(Stored data)
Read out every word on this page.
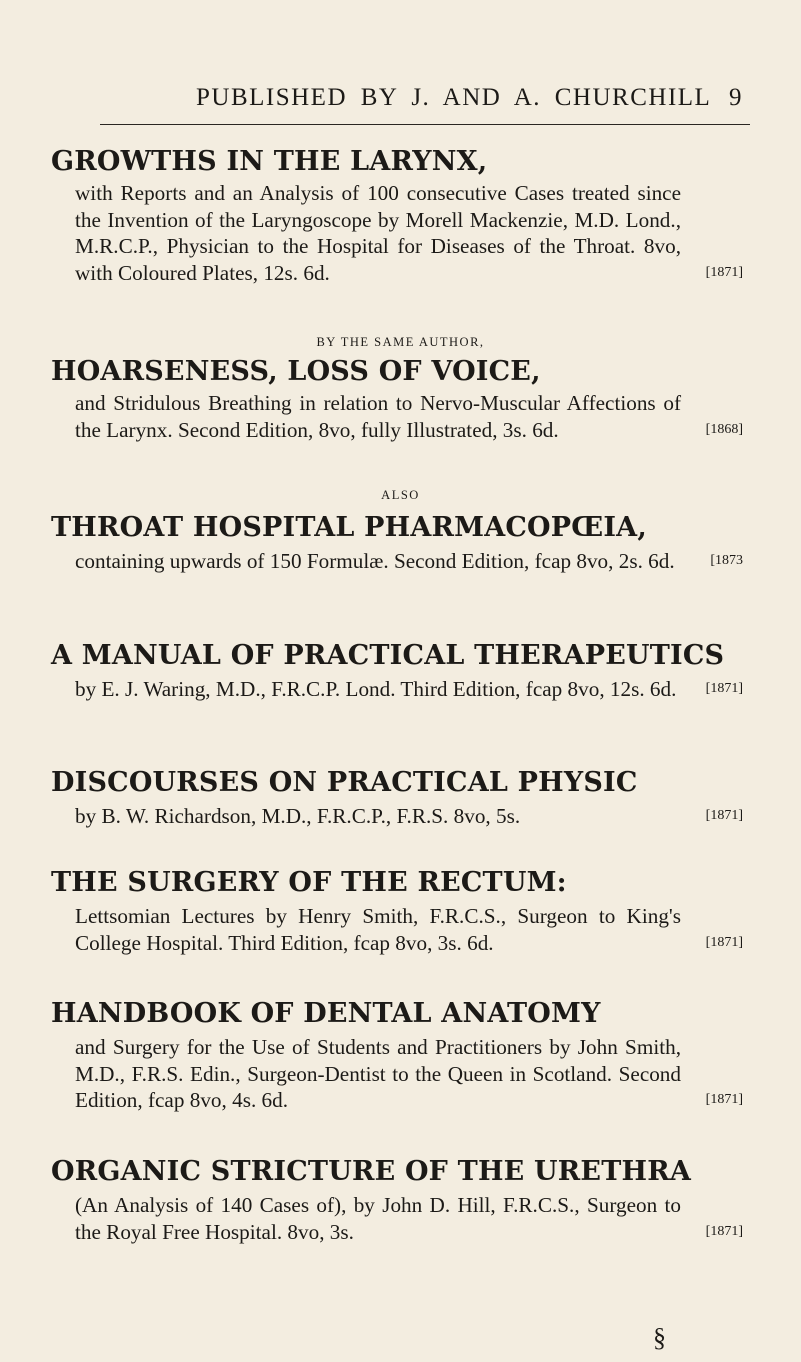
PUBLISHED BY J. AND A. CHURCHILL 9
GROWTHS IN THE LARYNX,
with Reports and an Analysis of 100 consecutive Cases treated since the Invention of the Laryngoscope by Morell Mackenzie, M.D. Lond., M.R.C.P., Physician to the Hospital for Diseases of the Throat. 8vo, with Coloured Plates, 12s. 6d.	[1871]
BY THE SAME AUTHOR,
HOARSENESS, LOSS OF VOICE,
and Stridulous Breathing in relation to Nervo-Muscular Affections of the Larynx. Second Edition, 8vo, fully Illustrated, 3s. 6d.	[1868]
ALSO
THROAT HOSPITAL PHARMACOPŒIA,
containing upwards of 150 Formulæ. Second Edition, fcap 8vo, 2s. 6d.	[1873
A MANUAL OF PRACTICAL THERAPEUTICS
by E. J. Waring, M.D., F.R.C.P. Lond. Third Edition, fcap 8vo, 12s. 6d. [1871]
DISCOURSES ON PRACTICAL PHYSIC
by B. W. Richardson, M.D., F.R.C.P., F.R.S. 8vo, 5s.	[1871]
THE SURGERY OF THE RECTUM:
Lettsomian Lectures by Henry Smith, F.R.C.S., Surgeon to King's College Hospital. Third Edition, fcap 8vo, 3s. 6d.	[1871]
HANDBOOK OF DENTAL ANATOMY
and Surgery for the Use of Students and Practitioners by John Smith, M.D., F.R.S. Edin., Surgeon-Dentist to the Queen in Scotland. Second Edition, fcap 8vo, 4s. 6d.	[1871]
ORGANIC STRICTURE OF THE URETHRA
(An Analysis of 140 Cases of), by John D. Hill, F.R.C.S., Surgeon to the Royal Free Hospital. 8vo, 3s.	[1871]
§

JOB: Without the pictures, write out every entry precisely as it appears.

OUTPUT OF THE TASK:
Read out every word on this page.
PUBLISHED BY J. AND A. CHURCHILL 9
GROWTHS IN THE LARYNX,
with Reports and an Analysis of 100 consecutive Cases treated since the Invention of the Laryngoscope by Morell Mackenzie, M.D. Lond., M.R.C.P., Physician to the Hospital for Diseases of the Throat. 8vo, with Coloured Plates, 12s. 6d.	[1871]
BY THE SAME AUTHOR,
HOARSENESS, LOSS OF VOICE,
and Stridulous Breathing in relation to Nervo-Muscular Affections of the Larynx. Second Edition, 8vo, fully Illustrated, 3s. 6d.	[1868]
ALSO
THROAT HOSPITAL PHARMACOPŒIA,
containing upwards of 150 Formulæ. Second Edition, fcap 8vo, 2s. 6d.	[1873
A MANUAL OF PRACTICAL THERAPEUTICS
by E. J. Waring, M.D., F.R.C.P. Lond. Third Edition, fcap 8vo, 12s. 6d. [1871]
DISCOURSES ON PRACTICAL PHYSIC
by B. W. Richardson, M.D., F.R.C.P., F.R.S. 8vo, 5s.	[1871]
THE SURGERY OF THE RECTUM:
Lettsomian Lectures by Henry Smith, F.R.C.S., Surgeon to King's College Hospital. Third Edition, fcap 8vo, 3s. 6d.	[1871]
HANDBOOK OF DENTAL ANATOMY
and Surgery for the Use of Students and Practitioners by John Smith, M.D., F.R.S. Edin., Surgeon-Dentist to the Queen in Scotland. Second Edition, fcap 8vo, 4s. 6d.	[1871]
ORGANIC STRICTURE OF THE URETHRA
(An Analysis of 140 Cases of), by John D. Hill, F.R.C.S., Surgeon to the Royal Free Hospital. 8vo, 3s.	[1871]
§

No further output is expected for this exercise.